# Your task
Check each line of the records for "Margin"; collect those that have it.

# Records for the task
• • • •

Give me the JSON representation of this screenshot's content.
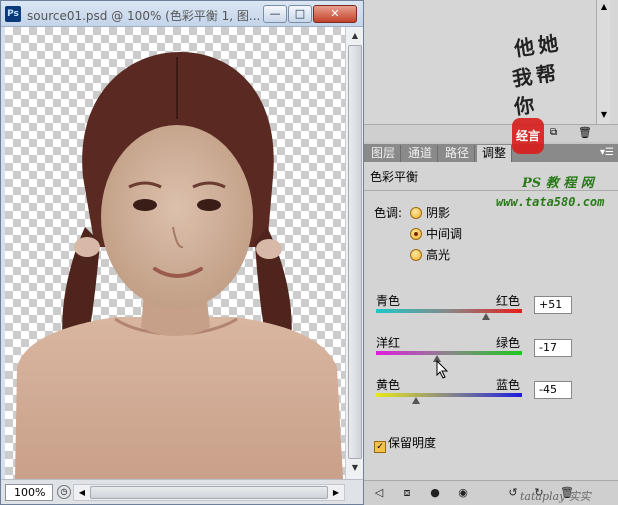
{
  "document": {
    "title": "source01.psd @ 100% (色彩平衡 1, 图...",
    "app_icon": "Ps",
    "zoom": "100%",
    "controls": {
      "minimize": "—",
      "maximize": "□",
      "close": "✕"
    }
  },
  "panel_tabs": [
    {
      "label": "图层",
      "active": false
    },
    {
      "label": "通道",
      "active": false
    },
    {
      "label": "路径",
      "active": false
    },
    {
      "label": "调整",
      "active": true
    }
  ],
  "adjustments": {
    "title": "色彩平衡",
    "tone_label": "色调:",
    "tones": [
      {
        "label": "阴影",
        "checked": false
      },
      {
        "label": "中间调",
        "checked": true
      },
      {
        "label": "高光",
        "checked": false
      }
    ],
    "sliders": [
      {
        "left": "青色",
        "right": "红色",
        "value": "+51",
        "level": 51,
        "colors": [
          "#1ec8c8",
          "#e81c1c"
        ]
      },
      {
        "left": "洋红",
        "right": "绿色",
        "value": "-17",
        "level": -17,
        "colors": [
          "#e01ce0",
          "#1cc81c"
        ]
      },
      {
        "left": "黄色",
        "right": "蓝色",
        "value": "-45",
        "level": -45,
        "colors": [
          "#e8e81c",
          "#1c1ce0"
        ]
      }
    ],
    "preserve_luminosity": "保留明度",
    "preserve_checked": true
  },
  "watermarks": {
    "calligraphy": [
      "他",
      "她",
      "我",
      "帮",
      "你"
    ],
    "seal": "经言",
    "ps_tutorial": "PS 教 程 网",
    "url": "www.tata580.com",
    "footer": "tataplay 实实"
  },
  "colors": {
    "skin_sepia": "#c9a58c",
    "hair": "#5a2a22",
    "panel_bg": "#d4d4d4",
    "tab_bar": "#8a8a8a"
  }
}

• • • •

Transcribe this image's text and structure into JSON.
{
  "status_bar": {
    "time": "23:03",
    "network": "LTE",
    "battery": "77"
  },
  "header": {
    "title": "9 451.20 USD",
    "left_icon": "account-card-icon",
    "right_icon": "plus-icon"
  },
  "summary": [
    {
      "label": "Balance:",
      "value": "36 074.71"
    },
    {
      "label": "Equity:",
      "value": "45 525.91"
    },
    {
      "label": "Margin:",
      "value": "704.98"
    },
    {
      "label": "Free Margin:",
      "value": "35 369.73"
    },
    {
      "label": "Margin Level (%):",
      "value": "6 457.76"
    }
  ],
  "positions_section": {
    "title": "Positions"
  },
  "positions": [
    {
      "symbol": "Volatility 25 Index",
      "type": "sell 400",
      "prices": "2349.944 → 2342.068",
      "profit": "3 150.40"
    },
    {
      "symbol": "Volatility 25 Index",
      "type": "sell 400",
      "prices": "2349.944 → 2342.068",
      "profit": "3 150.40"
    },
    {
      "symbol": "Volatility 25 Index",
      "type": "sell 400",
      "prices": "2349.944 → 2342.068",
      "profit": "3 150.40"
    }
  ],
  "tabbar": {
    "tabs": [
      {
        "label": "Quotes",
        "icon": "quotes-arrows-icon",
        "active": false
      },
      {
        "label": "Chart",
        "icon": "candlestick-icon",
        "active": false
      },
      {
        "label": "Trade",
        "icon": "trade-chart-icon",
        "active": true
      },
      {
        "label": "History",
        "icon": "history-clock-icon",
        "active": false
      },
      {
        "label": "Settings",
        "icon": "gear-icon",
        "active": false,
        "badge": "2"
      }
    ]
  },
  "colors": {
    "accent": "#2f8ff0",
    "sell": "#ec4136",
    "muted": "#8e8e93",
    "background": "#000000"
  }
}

• • • •

# Response
      "label": "Margin:",
      "label": "Free Margin:",
      "label": "Margin Level (%):",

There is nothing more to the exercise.